▶ **The problem**
Can you rewrite the records between the lines holding "What elements are" and "data-point <box>619 311 624 317</box>", inclusive, as a Markdown table with the columns Row and Text, skipping blank lines and leaving out the pictures?

▶ **Given information**
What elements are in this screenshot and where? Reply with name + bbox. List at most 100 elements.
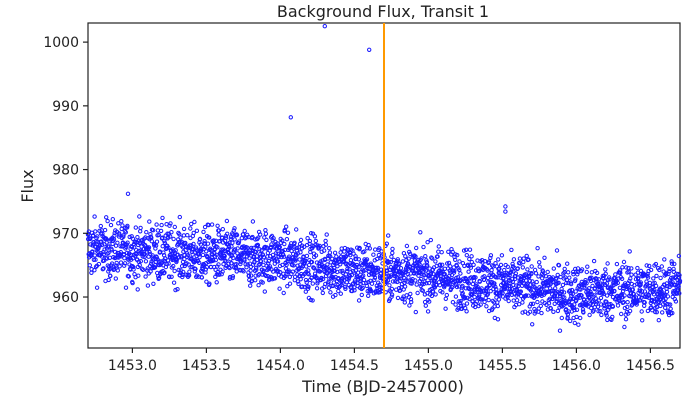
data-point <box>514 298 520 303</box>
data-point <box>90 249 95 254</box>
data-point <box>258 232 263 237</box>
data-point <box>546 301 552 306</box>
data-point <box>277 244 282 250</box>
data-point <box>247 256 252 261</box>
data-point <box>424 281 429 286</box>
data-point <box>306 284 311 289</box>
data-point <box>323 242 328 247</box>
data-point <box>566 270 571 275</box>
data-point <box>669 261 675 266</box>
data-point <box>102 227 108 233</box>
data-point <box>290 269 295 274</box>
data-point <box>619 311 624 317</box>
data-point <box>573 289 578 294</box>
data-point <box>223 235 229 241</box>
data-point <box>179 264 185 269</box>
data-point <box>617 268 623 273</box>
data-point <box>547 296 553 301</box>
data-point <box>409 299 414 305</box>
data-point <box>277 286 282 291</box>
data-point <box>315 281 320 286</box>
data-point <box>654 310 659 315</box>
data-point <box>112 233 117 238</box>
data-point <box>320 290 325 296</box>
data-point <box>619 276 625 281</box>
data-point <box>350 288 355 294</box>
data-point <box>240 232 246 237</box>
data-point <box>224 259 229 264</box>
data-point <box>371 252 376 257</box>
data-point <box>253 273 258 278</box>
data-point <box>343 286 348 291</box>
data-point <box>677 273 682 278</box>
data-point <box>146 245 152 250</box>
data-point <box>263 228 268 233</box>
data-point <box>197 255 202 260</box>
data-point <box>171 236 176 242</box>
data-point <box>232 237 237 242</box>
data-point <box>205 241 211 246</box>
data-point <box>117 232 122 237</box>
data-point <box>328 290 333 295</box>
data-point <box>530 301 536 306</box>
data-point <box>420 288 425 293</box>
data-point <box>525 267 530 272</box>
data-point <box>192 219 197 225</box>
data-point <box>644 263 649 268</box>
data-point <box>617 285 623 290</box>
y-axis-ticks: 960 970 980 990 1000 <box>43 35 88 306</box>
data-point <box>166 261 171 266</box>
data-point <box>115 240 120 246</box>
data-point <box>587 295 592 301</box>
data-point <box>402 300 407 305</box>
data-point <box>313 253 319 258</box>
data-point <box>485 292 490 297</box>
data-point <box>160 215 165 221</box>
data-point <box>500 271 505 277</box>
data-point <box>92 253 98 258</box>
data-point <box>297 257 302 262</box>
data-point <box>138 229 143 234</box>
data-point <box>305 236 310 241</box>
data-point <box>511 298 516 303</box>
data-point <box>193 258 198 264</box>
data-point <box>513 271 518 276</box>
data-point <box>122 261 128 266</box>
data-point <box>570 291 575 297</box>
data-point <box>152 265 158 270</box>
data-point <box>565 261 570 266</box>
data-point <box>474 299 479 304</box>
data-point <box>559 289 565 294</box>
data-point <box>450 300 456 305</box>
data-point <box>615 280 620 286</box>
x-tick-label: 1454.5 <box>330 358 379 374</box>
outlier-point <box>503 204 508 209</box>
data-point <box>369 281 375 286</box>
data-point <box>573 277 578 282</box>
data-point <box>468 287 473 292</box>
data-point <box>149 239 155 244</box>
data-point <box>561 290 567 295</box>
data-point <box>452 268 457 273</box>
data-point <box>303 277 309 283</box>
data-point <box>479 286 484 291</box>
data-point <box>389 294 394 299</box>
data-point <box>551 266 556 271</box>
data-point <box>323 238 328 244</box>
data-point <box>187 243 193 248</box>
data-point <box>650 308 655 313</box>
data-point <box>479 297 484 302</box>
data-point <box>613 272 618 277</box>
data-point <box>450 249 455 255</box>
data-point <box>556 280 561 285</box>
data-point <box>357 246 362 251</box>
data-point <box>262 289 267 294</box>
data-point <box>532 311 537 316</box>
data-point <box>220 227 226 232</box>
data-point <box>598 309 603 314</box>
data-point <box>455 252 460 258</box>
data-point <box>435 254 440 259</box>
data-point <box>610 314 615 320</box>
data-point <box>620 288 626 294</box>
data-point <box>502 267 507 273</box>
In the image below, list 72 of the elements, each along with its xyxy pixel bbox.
...
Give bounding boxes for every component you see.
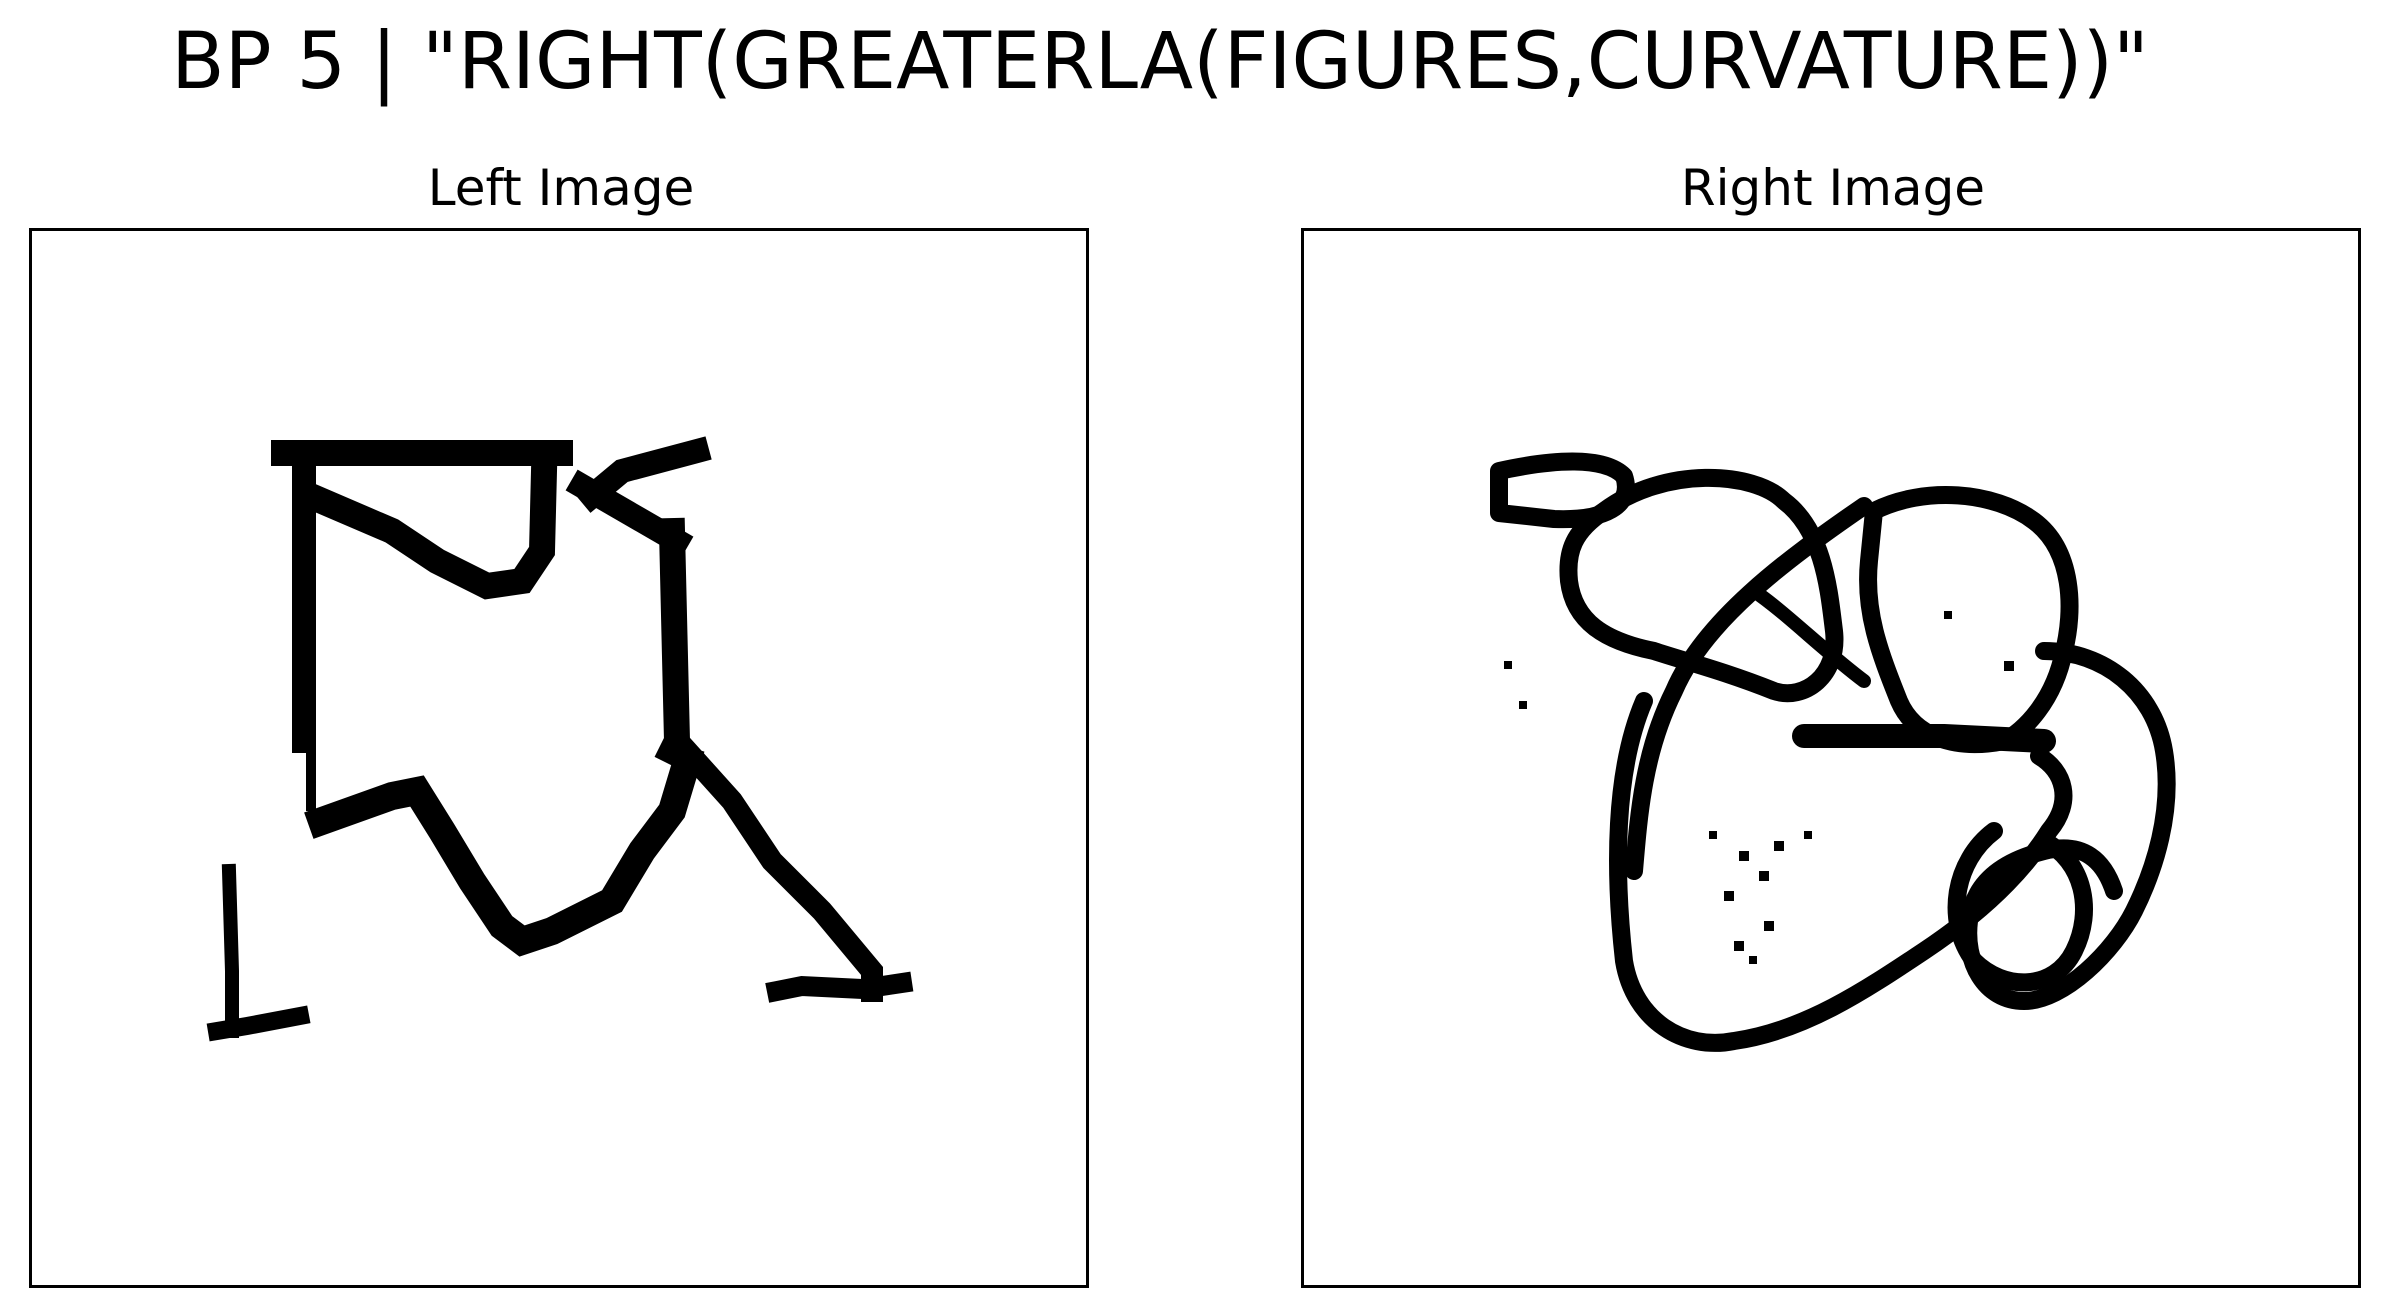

▶ **Exercise solution**
| Row | Text |
|---|---|
| 1 | What elements are in this screenshot and where? Reply with name + bbox. List at most 100 elements. |
| 2 | data-point <box>514 298 520 303</box> |
| 3 | data-point <box>90 249 95 254</box> |
| 4 | data-point <box>258 232 263 237</box> |
| 5 | data-point <box>546 301 552 306</box> |
| 6 | data-point <box>277 244 282 250</box> |
| 7 | data-point <box>247 256 252 261</box> |
| 8 | data-point <box>424 281 429 286</box> |
| 9 | data-point <box>306 284 311 289</box> |
| 10 | data-point <box>323 242 328 247</box> |
| 11 | data-point <box>566 270 571 275</box> |
| 12 | data-point <box>669 261 675 266</box> |
| 13 | data-point <box>102 227 108 233</box> |
| 14 | data-point <box>290 269 295 274</box> |
| 15 | data-point <box>619 311 624 317</box> |